begin Records shown
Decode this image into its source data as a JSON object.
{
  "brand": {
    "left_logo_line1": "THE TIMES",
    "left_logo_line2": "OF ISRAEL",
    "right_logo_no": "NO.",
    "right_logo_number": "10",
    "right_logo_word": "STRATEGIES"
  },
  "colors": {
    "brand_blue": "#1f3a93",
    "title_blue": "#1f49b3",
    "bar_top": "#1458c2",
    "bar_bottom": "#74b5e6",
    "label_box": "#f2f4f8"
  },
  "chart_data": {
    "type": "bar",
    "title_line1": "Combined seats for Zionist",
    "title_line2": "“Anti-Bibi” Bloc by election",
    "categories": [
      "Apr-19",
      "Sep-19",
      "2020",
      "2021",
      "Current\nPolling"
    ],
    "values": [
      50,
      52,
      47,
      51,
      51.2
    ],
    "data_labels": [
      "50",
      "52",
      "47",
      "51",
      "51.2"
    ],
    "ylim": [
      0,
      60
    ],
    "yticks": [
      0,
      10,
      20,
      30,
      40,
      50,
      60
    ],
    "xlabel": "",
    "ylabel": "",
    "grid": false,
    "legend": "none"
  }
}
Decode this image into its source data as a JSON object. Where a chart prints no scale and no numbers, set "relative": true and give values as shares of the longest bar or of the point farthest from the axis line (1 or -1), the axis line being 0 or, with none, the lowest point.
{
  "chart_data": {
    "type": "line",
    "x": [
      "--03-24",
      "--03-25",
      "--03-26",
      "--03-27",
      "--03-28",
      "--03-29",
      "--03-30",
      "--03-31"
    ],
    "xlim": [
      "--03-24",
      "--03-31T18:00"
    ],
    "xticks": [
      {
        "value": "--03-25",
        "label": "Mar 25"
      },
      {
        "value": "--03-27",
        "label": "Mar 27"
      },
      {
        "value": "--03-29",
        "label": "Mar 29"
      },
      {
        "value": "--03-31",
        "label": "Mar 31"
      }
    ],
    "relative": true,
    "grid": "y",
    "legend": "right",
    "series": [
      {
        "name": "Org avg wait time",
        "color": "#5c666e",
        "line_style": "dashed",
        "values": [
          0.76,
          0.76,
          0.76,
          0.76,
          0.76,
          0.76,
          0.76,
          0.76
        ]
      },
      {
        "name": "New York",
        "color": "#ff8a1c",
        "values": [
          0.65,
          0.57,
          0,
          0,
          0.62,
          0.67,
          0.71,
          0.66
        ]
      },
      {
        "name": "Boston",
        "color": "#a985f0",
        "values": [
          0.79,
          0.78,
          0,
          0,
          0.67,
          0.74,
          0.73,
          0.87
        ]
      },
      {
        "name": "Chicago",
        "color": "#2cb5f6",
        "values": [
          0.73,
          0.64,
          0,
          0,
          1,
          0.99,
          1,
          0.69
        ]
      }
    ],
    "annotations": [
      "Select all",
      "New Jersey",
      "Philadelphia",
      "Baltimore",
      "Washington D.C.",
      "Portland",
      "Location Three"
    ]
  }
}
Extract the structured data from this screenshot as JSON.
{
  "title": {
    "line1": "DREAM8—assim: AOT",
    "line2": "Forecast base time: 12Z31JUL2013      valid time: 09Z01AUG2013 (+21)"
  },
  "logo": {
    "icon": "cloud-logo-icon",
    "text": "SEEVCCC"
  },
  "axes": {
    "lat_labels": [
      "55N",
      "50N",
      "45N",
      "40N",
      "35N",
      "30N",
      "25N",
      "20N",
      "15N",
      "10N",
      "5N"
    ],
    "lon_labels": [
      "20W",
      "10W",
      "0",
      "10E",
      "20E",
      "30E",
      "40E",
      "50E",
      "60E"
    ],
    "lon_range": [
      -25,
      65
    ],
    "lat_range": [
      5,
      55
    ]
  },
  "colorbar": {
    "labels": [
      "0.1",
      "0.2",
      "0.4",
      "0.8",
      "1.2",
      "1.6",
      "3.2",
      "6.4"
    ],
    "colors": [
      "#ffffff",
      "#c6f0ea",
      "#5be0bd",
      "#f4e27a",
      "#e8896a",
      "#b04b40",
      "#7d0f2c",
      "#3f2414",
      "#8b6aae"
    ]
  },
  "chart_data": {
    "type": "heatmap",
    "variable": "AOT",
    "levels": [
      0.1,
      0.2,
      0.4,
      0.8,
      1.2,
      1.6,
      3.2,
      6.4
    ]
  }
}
end Records shown
## Do this
Out of the material above, select every line that holds the string "true".

## Complete output
Decode this image into its source data as a JSON object. Where a chart prints no scale and no numbers, set "relative": true and give values as shares of the longest bar or of the point farthest from the axis line (1 or -1), the axis line being 0 or, with none, the lowest point.
    "relative": true,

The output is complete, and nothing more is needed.